Copy out every record below with complete accuracy.

= RECORDED DATA =
────────────────────────────────────────

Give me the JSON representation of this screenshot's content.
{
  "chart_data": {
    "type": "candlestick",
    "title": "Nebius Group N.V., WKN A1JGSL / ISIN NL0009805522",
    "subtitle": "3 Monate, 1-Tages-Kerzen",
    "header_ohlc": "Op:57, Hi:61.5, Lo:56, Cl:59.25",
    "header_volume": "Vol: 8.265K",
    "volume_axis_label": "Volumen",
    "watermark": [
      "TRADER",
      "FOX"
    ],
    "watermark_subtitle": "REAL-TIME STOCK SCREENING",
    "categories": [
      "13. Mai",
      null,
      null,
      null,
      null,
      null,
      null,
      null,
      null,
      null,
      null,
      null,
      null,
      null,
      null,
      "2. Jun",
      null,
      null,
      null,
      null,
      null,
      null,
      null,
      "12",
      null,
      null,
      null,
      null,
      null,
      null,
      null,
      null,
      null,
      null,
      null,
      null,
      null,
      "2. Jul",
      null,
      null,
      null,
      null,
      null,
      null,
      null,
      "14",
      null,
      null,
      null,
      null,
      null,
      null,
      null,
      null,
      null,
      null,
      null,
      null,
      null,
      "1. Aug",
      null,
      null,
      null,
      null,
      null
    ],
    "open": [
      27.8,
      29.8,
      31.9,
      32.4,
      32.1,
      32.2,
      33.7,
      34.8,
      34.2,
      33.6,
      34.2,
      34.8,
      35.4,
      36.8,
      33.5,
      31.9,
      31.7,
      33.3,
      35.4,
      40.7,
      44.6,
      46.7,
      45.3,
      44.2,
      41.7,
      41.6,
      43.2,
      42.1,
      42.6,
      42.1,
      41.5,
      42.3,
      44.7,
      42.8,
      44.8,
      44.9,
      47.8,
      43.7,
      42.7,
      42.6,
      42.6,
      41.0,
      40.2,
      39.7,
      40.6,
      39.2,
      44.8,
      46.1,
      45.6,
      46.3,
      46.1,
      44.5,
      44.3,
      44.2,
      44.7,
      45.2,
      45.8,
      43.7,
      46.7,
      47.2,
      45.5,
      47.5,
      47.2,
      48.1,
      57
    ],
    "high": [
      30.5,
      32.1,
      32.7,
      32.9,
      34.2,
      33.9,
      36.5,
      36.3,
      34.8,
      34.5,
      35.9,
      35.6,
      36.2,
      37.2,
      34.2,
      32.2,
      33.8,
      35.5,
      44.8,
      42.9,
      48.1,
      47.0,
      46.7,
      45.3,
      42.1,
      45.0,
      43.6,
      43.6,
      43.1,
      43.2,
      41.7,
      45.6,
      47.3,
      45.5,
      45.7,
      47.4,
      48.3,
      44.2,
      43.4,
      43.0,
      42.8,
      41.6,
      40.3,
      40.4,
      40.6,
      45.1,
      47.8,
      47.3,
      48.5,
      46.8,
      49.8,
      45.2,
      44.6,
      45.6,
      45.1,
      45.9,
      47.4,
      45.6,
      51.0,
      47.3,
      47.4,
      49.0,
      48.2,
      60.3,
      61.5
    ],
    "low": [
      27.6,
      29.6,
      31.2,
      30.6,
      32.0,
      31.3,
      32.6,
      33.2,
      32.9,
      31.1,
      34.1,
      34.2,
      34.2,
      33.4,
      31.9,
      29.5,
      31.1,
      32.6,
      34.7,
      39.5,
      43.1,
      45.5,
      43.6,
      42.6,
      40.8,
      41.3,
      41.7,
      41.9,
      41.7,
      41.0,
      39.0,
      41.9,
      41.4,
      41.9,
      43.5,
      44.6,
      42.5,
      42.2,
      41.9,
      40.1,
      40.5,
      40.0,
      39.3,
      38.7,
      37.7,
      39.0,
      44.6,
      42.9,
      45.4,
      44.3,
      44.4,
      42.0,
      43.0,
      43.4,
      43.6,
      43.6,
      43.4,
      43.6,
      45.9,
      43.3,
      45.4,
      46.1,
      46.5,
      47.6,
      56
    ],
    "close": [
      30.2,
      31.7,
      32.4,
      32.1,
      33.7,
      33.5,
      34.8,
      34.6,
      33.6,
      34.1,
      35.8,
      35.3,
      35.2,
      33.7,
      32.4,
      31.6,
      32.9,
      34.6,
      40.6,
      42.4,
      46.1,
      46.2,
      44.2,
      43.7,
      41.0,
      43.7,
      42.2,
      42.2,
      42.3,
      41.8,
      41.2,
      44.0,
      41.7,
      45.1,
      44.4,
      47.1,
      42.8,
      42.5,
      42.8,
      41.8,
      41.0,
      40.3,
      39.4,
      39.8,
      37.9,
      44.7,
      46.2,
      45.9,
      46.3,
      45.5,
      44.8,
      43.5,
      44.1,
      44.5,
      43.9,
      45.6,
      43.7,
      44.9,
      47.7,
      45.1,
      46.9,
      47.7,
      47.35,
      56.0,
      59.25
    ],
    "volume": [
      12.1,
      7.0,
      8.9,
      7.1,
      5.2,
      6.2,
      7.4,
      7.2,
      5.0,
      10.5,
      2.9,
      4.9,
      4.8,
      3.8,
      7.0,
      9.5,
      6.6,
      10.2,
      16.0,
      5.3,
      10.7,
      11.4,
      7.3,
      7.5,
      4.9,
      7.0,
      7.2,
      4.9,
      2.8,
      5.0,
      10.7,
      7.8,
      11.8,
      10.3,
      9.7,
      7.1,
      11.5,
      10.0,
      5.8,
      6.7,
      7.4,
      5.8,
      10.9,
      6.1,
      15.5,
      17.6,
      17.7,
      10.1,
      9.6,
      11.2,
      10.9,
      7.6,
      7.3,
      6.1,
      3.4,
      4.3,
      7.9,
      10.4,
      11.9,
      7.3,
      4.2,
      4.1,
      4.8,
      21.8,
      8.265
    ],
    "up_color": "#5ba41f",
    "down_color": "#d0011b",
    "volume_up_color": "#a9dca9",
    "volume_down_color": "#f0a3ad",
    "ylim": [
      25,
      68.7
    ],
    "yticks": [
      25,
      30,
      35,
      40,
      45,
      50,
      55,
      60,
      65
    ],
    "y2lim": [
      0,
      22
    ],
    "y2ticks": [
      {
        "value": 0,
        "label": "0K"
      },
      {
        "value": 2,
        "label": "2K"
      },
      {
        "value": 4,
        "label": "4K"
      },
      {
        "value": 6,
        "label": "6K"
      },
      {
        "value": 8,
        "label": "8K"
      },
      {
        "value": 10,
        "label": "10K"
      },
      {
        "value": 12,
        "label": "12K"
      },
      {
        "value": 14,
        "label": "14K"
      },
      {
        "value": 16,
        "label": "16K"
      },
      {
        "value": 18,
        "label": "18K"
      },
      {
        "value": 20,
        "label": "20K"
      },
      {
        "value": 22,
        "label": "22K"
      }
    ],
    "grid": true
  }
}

────────────────────────────────────────

= EXPECTED ANSWER =
Give me the JSON representation of this screenshot's content.
{
  "chart_data": {
    "type": "candlestick",
    "title": "Nebius Group N.V., WKN A1JGSL / ISIN NL0009805522",
    "subtitle": "3 Monate, 1-Tages-Kerzen",
    "header_ohlc": "Op:57, Hi:61.5, Lo:56, Cl:59.25",
    "header_volume": "Vol: 8.265K",
    "volume_axis_label": "Volumen",
    "watermark": [
      "TRADER",
      "FOX"
    ],
    "watermark_subtitle": "REAL-TIME STOCK SCREENING",
    "categories": [
      "13. Mai",
      null,
      null,
      null,
      null,
      null,
      null,
      null,
      null,
      null,
      null,
      null,
      null,
      null,
      null,
      "2. Jun",
      null,
      null,
      null,
      null,
      null,
      null,
      null,
      "12",
      null,
      null,
      null,
      null,
      null,
      null,
      null,
      null,
      null,
      null,
      null,
      null,
      null,
      "2. Jul",
      null,
      null,
      null,
      null,
      null,
      null,
      null,
      "14",
      null,
      null,
      null,
      null,
      null,
      null,
      null,
      null,
      null,
      null,
      null,
      null,
      null,
      "1. Aug",
      null,
      null,
      null,
      null,
      null
    ],
    "open": [
      27.8,
      29.8,
      31.9,
      32.4,
      32.1,
      32.2,
      33.7,
      34.8,
      34.2,
      33.6,
      34.2,
      34.8,
      35.4,
      36.8,
      33.5,
      31.9,
      31.7,
      33.3,
      35.4,
      40.7,
      44.6,
      46.7,
      45.3,
      44.2,
      41.7,
      41.6,
      43.2,
      42.1,
      42.6,
      42.1,
      41.5,
      42.3,
      44.7,
      42.8,
      44.8,
      44.9,
      47.8,
      43.7,
      42.7,
      42.6,
      42.6,
      41.0,
      40.2,
      39.7,
      40.6,
      39.2,
      44.8,
      46.1,
      45.6,
      46.3,
      46.1,
      44.5,
      44.3,
      44.2,
      44.7,
      45.2,
      45.8,
      43.7,
      46.7,
      47.2,
      45.5,
      47.5,
      47.2,
      48.1,
      57
    ],
    "high": [
      30.5,
      32.1,
      32.7,
      32.9,
      34.2,
      33.9,
      36.5,
      36.3,
      34.8,
      34.5,
      35.9,
      35.6,
      36.2,
      37.2,
      34.2,
      32.2,
      33.8,
      35.5,
      44.8,
      42.9,
      48.1,
      47.0,
      46.7,
      45.3,
      42.1,
      45.0,
      43.6,
      43.6,
      43.1,
      43.2,
      41.7,
      45.6,
      47.3,
      45.5,
      45.7,
      47.4,
      48.3,
      44.2,
      43.4,
      43.0,
      42.8,
      41.6,
      40.3,
      40.4,
      40.6,
      45.1,
      47.8,
      47.3,
      48.5,
      46.8,
      49.8,
      45.2,
      44.6,
      45.6,
      45.1,
      45.9,
      47.4,
      45.6,
      51.0,
      47.3,
      47.4,
      49.0,
      48.2,
      60.3,
      61.5
    ],
    "low": [
      27.6,
      29.6,
      31.2,
      30.6,
      32.0,
      31.3,
      32.6,
      33.2,
      32.9,
      31.1,
      34.1,
      34.2,
      34.2,
      33.4,
      31.9,
      29.5,
      31.1,
      32.6,
      34.7,
      39.5,
      43.1,
      45.5,
      43.6,
      42.6,
      40.8,
      41.3,
      41.7,
      41.9,
      41.7,
      41.0,
      39.0,
      41.9,
      41.4,
      41.9,
      43.5,
      44.6,
      42.5,
      42.2,
      41.9,
      40.1,
      40.5,
      40.0,
      39.3,
      38.7,
      37.7,
      39.0,
      44.6,
      42.9,
      45.4,
      44.3,
      44.4,
      42.0,
      43.0,
      43.4,
      43.6,
      43.6,
      43.4,
      43.6,
      45.9,
      43.3,
      45.4,
      46.1,
      46.5,
      47.6,
      56
    ],
    "close": [
      30.2,
      31.7,
      32.4,
      32.1,
      33.7,
      33.5,
      34.8,
      34.6,
      33.6,
      34.1,
      35.8,
      35.3,
      35.2,
      33.7,
      32.4,
      31.6,
      32.9,
      34.6,
      40.6,
      42.4,
      46.1,
      46.2,
      44.2,
      43.7,
      41.0,
      43.7,
      42.2,
      42.2,
      42.3,
      41.8,
      41.2,
      44.0,
      41.7,
      45.1,
      44.4,
      47.1,
      42.8,
      42.5,
      42.8,
      41.8,
      41.0,
      40.3,
      39.4,
      39.8,
      37.9,
      44.7,
      46.2,
      45.9,
      46.3,
      45.5,
      44.8,
      43.5,
      44.1,
      44.5,
      43.9,
      45.6,
      43.7,
      44.9,
      47.7,
      45.1,
      46.9,
      47.7,
      47.35,
      56.0,
      59.25
    ],
    "volume": [
      12.1,
      7.0,
      8.9,
      7.1,
      5.2,
      6.2,
      7.4,
      7.2,
      5.0,
      10.5,
      2.9,
      4.9,
      4.8,
      3.8,
      7.0,
      9.5,
      6.6,
      10.2,
      16.0,
      5.3,
      10.7,
      11.4,
      7.3,
      7.5,
      4.9,
      7.0,
      7.2,
      4.9,
      2.8,
      5.0,
      10.7,
      7.8,
      11.8,
      10.3,
      9.7,
      7.1,
      11.5,
      10.0,
      5.8,
      6.7,
      7.4,
      5.8,
      10.9,
      6.1,
      15.5,
      17.6,
      17.7,
      10.1,
      9.6,
      11.2,
      10.9,
      7.6,
      7.3,
      6.1,
      3.4,
      4.3,
      7.9,
      10.4,
      11.9,
      7.3,
      4.2,
      4.1,
      4.8,
      21.8,
      8.265
    ],
    "up_color": "#5ba41f",
    "down_color": "#d0011b",
    "volume_up_color": "#a9dca9",
    "volume_down_color": "#f0a3ad",
    "ylim": [
      25,
      68.7
    ],
    "yticks": [
      25,
      30,
      35,
      40,
      45,
      50,
      55,
      60,
      65
    ],
    "y2lim": [
      0,
      22
    ],
    "y2ticks": [
      {
        "value": 0,
        "label": "0K"
      },
      {
        "value": 2,
        "label": "2K"
      },
      {
        "value": 4,
        "label": "4K"
      },
      {
        "value": 6,
        "label": "6K"
      },
      {
        "value": 8,
        "label": "8K"
      },
      {
        "value": 10,
        "label": "10K"
      },
      {
        "value": 12,
        "label": "12K"
      },
      {
        "value": 14,
        "label": "14K"
      },
      {
        "value": 16,
        "label": "16K"
      },
      {
        "value": 18,
        "label": "18K"
      },
      {
        "value": 20,
        "label": "20K"
      },
      {
        "value": 22,
        "label": "22K"
      }
    ],
    "grid": true
  }
}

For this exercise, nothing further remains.